THE REQUEST: Your answer should be a single number: the count of lines that include "Here".

Data excerpts

------------------------------------

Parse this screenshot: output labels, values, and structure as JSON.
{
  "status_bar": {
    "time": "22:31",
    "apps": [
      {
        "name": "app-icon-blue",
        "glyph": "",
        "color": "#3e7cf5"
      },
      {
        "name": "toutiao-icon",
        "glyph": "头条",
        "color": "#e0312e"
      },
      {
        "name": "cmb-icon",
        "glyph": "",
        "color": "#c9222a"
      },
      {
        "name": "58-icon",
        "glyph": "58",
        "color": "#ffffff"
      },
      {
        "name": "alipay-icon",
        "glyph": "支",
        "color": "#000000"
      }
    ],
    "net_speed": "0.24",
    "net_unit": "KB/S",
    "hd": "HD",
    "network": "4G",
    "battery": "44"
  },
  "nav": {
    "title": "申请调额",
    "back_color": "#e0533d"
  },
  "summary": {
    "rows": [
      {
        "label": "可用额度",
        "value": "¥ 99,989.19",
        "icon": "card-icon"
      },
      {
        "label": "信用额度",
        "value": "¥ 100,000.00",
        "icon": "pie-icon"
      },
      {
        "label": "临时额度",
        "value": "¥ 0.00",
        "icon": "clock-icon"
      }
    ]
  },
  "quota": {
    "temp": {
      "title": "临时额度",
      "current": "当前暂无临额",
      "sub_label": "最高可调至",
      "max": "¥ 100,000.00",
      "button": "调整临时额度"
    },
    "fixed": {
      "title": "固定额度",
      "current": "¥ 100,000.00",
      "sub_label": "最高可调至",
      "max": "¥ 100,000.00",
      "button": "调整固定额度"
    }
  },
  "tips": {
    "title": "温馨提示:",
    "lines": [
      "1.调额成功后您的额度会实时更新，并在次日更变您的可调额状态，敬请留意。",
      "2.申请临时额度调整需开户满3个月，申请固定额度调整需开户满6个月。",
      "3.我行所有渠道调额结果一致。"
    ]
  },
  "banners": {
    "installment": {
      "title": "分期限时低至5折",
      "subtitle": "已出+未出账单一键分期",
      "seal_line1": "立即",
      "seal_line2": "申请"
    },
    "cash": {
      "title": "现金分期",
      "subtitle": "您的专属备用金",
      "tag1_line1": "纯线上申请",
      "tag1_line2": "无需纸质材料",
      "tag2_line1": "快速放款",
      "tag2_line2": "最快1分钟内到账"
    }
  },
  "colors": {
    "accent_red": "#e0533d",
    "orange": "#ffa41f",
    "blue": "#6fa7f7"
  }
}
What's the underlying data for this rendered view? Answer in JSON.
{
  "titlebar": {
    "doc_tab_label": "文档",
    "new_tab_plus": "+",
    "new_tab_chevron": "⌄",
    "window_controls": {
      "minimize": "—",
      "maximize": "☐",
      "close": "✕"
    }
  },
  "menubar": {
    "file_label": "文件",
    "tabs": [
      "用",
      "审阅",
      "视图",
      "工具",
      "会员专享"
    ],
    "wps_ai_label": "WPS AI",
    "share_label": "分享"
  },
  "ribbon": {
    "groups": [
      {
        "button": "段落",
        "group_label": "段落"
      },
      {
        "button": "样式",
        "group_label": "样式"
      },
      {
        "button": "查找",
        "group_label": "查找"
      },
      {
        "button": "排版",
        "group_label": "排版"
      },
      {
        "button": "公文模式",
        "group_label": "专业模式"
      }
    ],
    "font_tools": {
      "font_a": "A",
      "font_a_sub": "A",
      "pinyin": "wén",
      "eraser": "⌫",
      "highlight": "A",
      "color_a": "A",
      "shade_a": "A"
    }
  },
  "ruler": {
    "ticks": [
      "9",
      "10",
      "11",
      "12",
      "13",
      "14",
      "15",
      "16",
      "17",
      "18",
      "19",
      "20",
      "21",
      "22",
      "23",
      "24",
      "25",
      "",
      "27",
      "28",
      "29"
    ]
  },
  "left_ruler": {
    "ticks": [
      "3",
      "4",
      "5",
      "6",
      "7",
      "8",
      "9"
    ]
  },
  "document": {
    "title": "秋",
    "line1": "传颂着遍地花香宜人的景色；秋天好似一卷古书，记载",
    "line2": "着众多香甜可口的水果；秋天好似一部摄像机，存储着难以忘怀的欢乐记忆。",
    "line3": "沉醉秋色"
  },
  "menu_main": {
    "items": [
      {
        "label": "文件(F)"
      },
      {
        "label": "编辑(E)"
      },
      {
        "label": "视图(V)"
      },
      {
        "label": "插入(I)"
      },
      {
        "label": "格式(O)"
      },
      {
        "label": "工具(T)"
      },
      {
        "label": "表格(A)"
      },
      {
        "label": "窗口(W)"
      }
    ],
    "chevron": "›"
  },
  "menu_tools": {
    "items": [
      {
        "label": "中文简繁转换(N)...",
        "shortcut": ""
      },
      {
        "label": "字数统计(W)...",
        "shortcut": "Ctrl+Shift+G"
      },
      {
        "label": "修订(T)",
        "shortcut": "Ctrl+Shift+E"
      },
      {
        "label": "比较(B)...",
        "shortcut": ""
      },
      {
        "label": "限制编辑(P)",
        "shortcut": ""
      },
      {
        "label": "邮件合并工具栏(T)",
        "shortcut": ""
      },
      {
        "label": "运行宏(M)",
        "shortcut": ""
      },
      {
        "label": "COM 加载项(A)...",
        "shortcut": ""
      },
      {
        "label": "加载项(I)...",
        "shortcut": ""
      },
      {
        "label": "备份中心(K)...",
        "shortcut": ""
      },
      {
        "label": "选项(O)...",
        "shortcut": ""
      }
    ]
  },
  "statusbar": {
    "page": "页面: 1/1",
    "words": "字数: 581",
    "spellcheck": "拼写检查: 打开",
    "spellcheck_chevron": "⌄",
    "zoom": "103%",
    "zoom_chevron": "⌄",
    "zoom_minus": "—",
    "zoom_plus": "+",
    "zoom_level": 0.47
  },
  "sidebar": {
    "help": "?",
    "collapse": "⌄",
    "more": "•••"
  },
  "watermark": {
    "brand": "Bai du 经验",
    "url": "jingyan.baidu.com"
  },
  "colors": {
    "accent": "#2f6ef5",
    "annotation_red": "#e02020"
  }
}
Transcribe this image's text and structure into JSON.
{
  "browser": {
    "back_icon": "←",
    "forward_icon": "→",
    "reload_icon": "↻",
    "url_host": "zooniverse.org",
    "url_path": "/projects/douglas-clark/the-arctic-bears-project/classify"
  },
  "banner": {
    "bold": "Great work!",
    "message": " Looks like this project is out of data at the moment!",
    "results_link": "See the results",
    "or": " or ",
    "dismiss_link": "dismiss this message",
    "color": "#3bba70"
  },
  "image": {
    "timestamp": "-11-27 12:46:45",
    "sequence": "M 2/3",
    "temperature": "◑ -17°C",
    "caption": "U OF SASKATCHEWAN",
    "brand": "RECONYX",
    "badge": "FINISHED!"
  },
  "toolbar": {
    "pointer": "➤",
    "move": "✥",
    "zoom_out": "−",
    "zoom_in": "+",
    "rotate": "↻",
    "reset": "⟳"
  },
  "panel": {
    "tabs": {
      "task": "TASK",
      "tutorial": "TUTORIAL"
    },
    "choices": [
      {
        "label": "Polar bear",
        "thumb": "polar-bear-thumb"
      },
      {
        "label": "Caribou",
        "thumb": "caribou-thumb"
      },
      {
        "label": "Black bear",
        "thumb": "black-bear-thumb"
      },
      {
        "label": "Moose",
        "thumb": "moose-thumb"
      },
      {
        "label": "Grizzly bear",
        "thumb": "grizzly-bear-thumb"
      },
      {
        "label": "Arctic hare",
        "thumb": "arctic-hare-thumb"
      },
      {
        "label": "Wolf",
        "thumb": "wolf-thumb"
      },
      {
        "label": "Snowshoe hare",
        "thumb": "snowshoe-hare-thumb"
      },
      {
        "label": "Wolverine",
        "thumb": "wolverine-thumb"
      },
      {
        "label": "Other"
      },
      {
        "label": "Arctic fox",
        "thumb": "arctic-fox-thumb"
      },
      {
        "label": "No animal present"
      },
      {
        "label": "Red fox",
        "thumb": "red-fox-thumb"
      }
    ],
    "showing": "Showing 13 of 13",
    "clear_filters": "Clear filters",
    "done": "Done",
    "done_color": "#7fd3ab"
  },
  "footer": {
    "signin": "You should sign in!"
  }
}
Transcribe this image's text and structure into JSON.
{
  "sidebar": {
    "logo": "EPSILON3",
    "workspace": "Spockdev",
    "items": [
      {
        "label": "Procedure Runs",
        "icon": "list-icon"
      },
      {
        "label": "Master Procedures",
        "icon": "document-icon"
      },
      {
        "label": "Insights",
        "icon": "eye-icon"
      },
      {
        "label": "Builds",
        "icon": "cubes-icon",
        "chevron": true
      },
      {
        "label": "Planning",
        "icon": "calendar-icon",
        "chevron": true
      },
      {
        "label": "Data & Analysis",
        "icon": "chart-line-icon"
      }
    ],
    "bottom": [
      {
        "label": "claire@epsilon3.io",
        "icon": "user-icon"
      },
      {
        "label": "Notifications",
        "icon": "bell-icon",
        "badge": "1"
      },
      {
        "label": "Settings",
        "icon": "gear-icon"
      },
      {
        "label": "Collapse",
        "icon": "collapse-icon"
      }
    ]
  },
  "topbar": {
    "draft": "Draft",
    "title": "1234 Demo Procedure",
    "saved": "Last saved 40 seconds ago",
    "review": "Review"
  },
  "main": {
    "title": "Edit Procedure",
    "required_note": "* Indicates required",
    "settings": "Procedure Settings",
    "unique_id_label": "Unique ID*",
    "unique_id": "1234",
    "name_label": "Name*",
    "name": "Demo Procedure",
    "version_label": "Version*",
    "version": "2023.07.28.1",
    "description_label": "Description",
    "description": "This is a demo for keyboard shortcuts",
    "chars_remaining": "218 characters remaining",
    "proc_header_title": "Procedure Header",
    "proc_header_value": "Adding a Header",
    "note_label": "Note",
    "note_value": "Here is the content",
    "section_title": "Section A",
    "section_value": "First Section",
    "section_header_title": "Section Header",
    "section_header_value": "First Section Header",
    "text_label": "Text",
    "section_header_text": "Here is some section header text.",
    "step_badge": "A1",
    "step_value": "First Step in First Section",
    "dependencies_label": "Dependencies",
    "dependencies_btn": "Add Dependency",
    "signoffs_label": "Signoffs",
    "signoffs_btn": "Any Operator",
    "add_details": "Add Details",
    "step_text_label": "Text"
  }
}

------------------------------------

WRITTEN RESPONSE: 2